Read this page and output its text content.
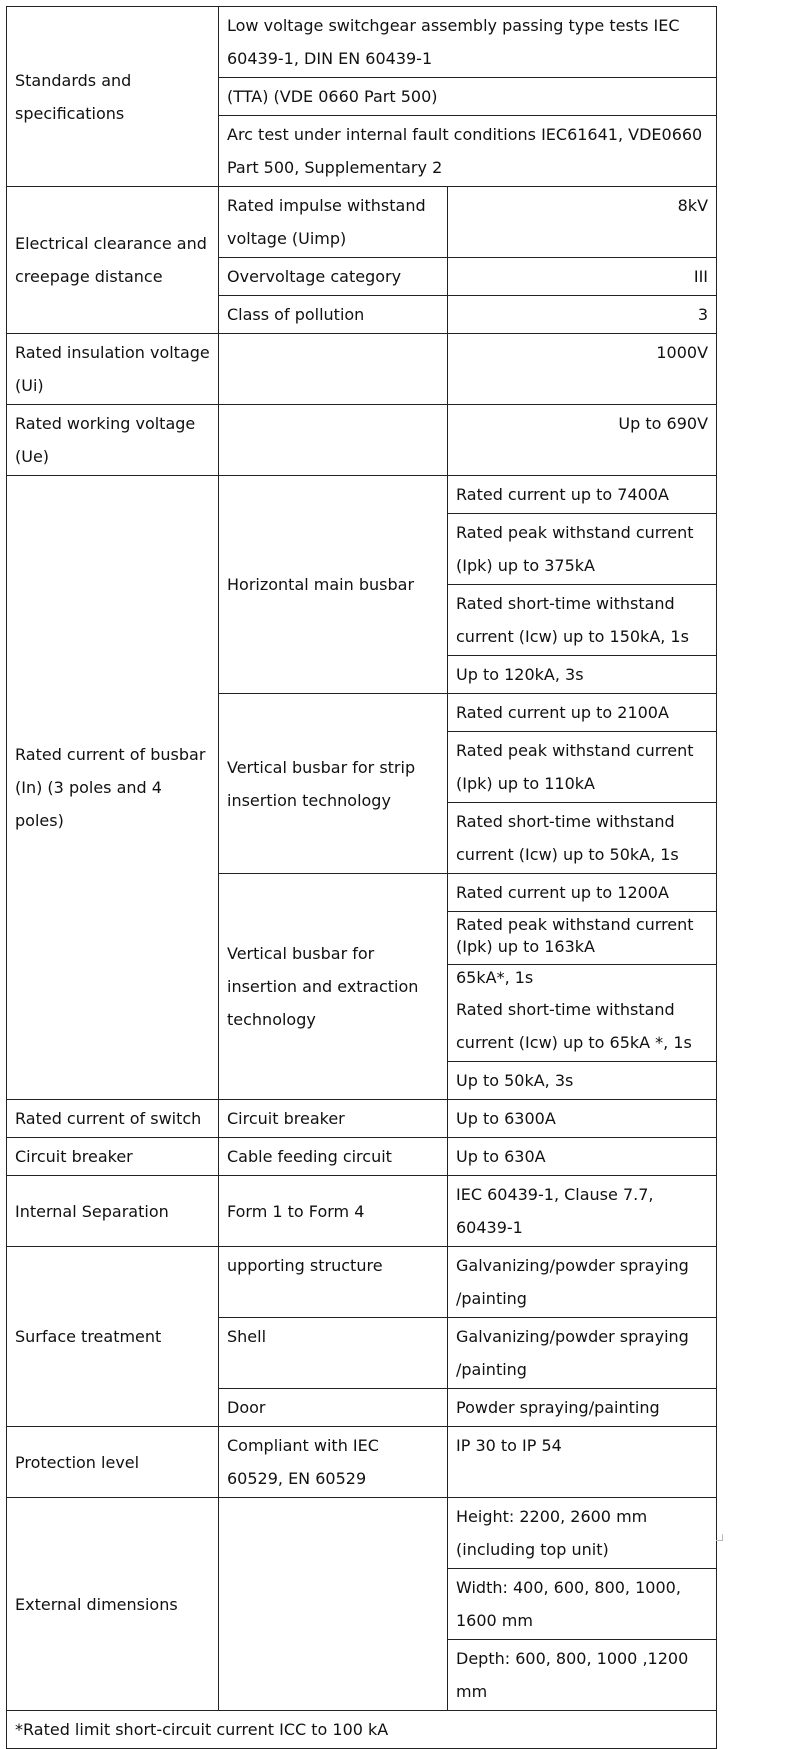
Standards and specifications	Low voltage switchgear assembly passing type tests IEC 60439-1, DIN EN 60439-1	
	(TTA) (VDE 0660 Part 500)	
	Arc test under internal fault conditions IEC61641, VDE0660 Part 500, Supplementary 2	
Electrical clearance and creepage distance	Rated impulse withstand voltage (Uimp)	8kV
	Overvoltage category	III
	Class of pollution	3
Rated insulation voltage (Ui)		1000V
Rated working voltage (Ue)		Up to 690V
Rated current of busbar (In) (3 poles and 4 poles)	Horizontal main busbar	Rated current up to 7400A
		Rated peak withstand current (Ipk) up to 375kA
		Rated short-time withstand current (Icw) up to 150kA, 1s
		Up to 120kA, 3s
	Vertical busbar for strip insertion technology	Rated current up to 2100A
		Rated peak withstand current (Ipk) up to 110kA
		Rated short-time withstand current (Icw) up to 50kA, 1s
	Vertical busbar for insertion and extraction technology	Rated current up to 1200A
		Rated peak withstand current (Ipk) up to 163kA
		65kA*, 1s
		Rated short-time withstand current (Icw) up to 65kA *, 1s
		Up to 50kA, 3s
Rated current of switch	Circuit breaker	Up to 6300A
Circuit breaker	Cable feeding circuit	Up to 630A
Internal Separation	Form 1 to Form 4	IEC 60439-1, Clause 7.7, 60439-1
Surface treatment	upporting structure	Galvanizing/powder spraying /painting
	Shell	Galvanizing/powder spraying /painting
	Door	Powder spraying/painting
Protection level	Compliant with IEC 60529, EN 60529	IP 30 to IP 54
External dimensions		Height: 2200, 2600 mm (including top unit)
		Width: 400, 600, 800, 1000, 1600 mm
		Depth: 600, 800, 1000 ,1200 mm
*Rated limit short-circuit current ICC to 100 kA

◆ Exercise requirements
Omit the pictures, then quote the rest of the material above exactly.

◆ Full response
Read this page and output its text content.
Standards and specifications	Low voltage switchgear assembly passing type tests IEC 60439-1, DIN EN 60439-1	
	(TTA) (VDE 0660 Part 500)	
	Arc test under internal fault conditions IEC61641, VDE0660 Part 500, Supplementary 2	
Electrical clearance and creepage distance	Rated impulse withstand voltage (Uimp)	8kV
	Overvoltage category	III
	Class of pollution	3
Rated insulation voltage (Ui)		1000V
Rated working voltage (Ue)		Up to 690V
Rated current of busbar (In) (3 poles and 4 poles)	Horizontal main busbar	Rated current up to 7400A
		Rated peak withstand current (Ipk) up to 375kA
		Rated short-time withstand current (Icw) up to 150kA, 1s
		Up to 120kA, 3s
	Vertical busbar for strip insertion technology	Rated current up to 2100A
		Rated peak withstand current (Ipk) up to 110kA
		Rated short-time withstand current (Icw) up to 50kA, 1s
	Vertical busbar for insertion and extraction technology	Rated current up to 1200A
		Rated peak withstand current (Ipk) up to 163kA
		65kA*, 1s
		Rated short-time withstand current (Icw) up to 65kA *, 1s
		Up to 50kA, 3s
Rated current of switch	Circuit breaker	Up to 6300A
Circuit breaker	Cable feeding circuit	Up to 630A
Internal Separation	Form 1 to Form 4	IEC 60439-1, Clause 7.7, 60439-1
Surface treatment	upporting structure	Galvanizing/powder spraying /painting
	Shell	Galvanizing/powder spraying /painting
	Door	Powder spraying/painting
Protection level	Compliant with IEC 60529, EN 60529	IP 30 to IP 54
External dimensions		Height: 2200, 2600 mm (including top unit)
		Width: 400, 600, 800, 1000, 1600 mm
		Depth: 600, 800, 1000 ,1200 mm
*Rated limit short-circuit current ICC to 100 kA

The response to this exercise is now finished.